— start Data extract —

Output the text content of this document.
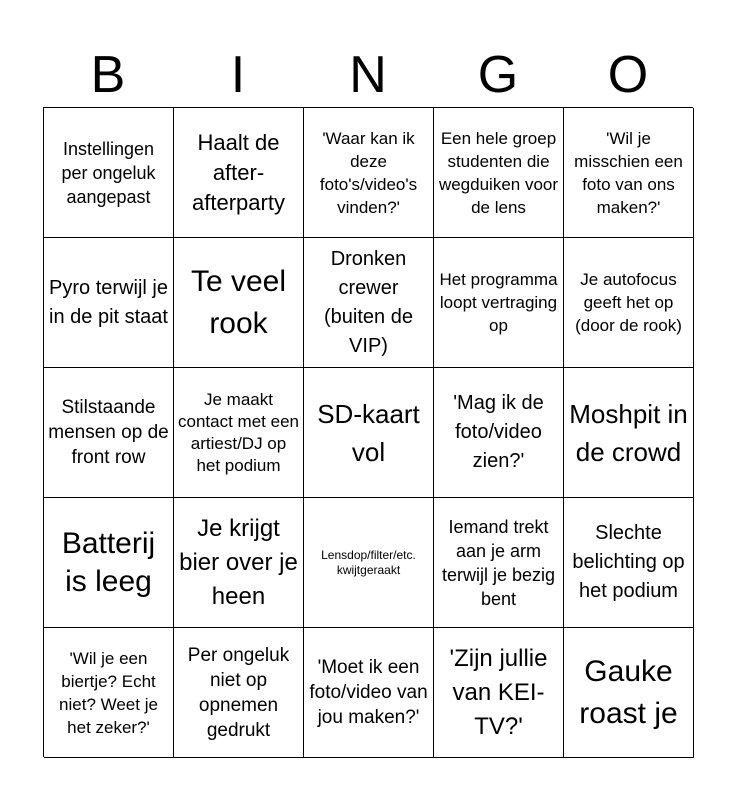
B	I	N	G	O
Instellingen per ongeluk aangepast
Haalt de after-afterparty
'Waar kan ik deze foto's/video's vinden?'
Een hele groep studenten die wegduiken voor de lens
'Wil je misschien een foto van ons maken?'
Pyro terwijl je in de pit staat
Te veel rook
Dronken crewer (buiten de VIP)
Het programma loopt vertraging op
Je autofocus geeft het op (door de rook)
Stilstaande mensen op de front row
Je maakt contact met een artiest/DJ op het podium
SD-kaart vol
'Mag ik de foto/video zien?'
Moshpit in de crowd
Batterij is leeg
Je krijgt bier over je heen
Lensdop/filter/etc. kwijtgeraakt
Iemand trekt aan je arm terwijl je bezig bent
Slechte belichting op het podium
'Wil je een biertje? Echt niet? Weet je het zeker?'
Per ongeluk niet op opnemen gedrukt
'Moet ik een foto/video van jou maken?'
'Zijn jullie van KEI-TV?'
Gauke roast je
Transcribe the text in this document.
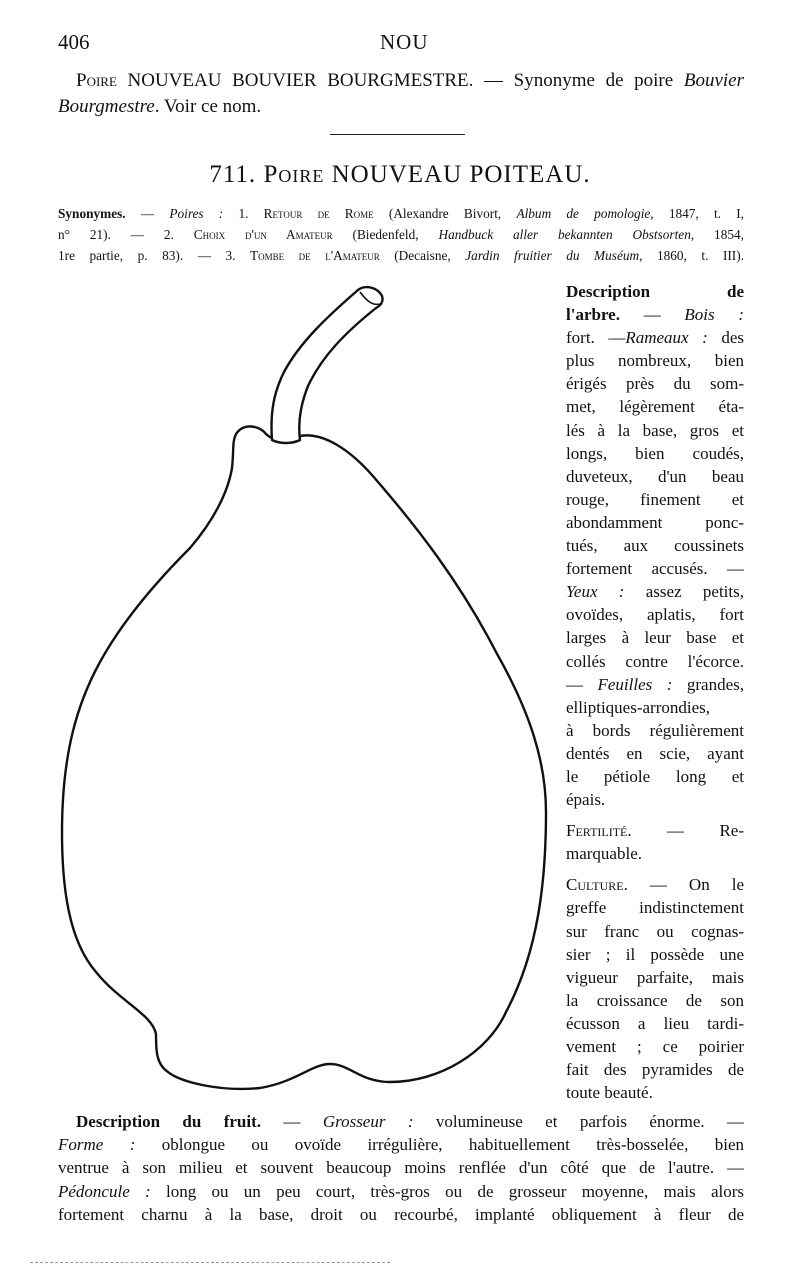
406	NOU
Poire NOUVEAU BOUVIER BOURGMESTRE. — Synonyme de poire Bouvier
Bourgmestre. Voir ce nom.
711. Poire NOUVEAU POITEAU.
Synonymes. — Poires : 1. Retour de Rome (Alexandre Bivort, Album de pomologie, 1847, t. I,
n° 21). — 2. Choix d'un Amateur (Biedenfeld, Handbuck aller bekannten Obstsorten, 1854,
1re partie, p. 83). — 3. Tombe de l'Amateur (Decaisne, Jardin fruitier du Muséum, 1860, t. III).
Description de
l'arbre. — Bois :
fort. —Rameaux : des
plus nombreux, bien
érigés près du som-
met, légèrement éta-
lés à la base, gros et
longs, bien coudés,
duveteux, d'un beau
rouge, finement et
abondamment ponc-
tués, aux coussinets
fortement accusés. —
Yeux : assez petits,
ovoïdes, aplatis, fort
larges à leur base et
collés contre l'écorce.
— Feuilles : grandes,
elliptiques-arrondies,
à bords régulièrement
dentés en scie, ayant
le pétiole long et
épais.
Fertilité. — Re-
marquable.
Culture. — On le
greffe indistinctement
sur franc ou cognas-
sier ; il possède une
vigueur parfaite, mais
la croissance de son
écusson a lieu tardi-
vement ; ce poirier
fait des pyramides de
toute beauté.
Description du fruit. — Grosseur : volumineuse et parfois énorme. —
Forme : oblongue ou ovoïde irrégulière, habituellement très-bosselée, bien
ventrue à son milieu et souvent beaucoup moins renflée d'un côté que de l'autre. —
Pédoncule : long ou un peu court, très-gros ou de grosseur moyenne, mais alors
fortement charnu à la base, droit ou recourbé, implanté obliquement à fleur de
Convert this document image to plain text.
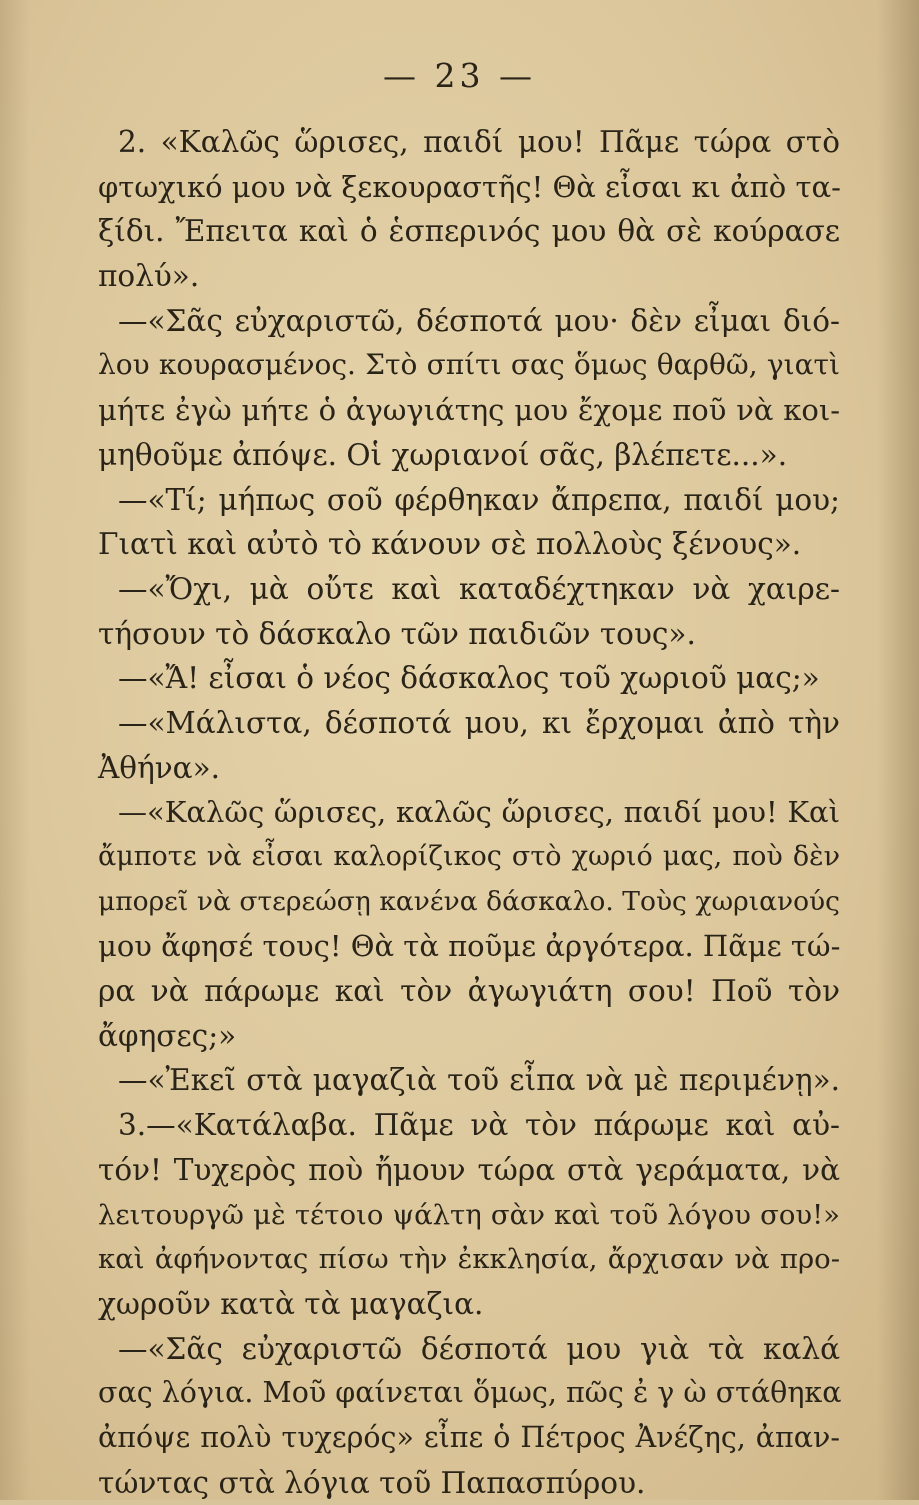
— 23 —
2. «Καλῶς ὥρισες, παιδί μου! Πᾶμε τώρα στὸ
φτωχικό μου νὰ ξεκουραστῆς! Θὰ εἶσαι κι ἀπὸ τα-
ξίδι. Ἔπειτα καὶ ὁ ἑσπερινός μου θὰ σὲ κούρασε
πολύ».
—«Σᾶς εὐχαριστῶ, δέσποτά μου· δὲν εἶμαι διό-
λου κουρασμένος. Στὸ σπίτι σας ὅμως θαρθῶ, γιατὶ
μήτε ἐγὼ μήτε ὁ ἀγωγιάτης μου ἔχομε ποῦ νὰ κοι-
μηθοῦμε ἀπόψε. Οἱ χωριανοί σᾶς, βλέπετε...».
—«Τί; μήπως σοῦ φέρθηκαν ἄπρεπα, παιδί μου;
Γιατὶ καὶ αὐτὸ τὸ κάνουν σὲ πολλοὺς ξένους».
—«Ὄχι, μὰ οὔτε καὶ καταδέχτηκαν νὰ χαιρε-
τήσουν τὸ δάσκαλο τῶν παιδιῶν τους».
—«Ἄ! εἶσαι ὁ νέος δάσκαλος τοῦ χωριοῦ μας;»
—«Μάλιστα, δέσποτά μου, κι ἔρχομαι ἀπὸ τὴν
Ἀθήνα».
—«Καλῶς ὥρισες, καλῶς ὥρισες, παιδί μου! Καὶ
ἄμποτε νὰ εἶσαι καλορίζικος στὸ χωριό μας, ποὺ δὲν
μπορεῖ νὰ στερεώσῃ κανένα δάσκαλο. Τοὺς χωριανούς
μου ἄφησέ τους! Θὰ τὰ ποῦμε ἀργότερα. Πᾶμε τώ-
ρα νὰ πάρωμε καὶ τὸν ἀγωγιάτη σου! Ποῦ τὸν
ἄφησες;»
—«Ἐκεῖ στὰ μαγαζιὰ τοῦ εἶπα νὰ μὲ περιμένῃ».
3.—«Κατάλαβα. Πᾶμε νὰ τὸν πάρωμε καὶ αὐ-
τόν! Τυχερὸς ποὺ ἤμουν τώρα στὰ γεράματα, νὰ
λειτουργῶ μὲ τέτοιο ψάλτη σὰν καὶ τοῦ λόγου σου!»
καὶ ἀφήνοντας πίσω τὴν ἐκκλησία, ἄρχισαν νὰ προ-
χωροῦν κατὰ τὰ μαγαζια.
—«Σᾶς εὐχαριστῶ δέσποτά μου γιὰ τὰ καλά
σας λόγια. Μοῦ φαίνεται ὅμως, πῶς ἐ γ ὼ στάθηκα
ἀπόψε πολὺ τυχερός» εἶπε ὁ Πέτρος Ἀνέζης, ἀπαν-
τώντας στὰ λόγια τοῦ Παπασπύρου.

— end Data extract —

### Directions
Gather every line from the listing above in which the word "Amateur" appears.

### Exercise output
n° 21). — 2. Choix d'un Amateur (Biedenfeld, Handbuck aller bekannten Obstsorten, 1854,
1re partie, p. 83). — 3. Tombe de l'Amateur (Decaisne, Jardin fruitier du Muséum, 1860, t. III).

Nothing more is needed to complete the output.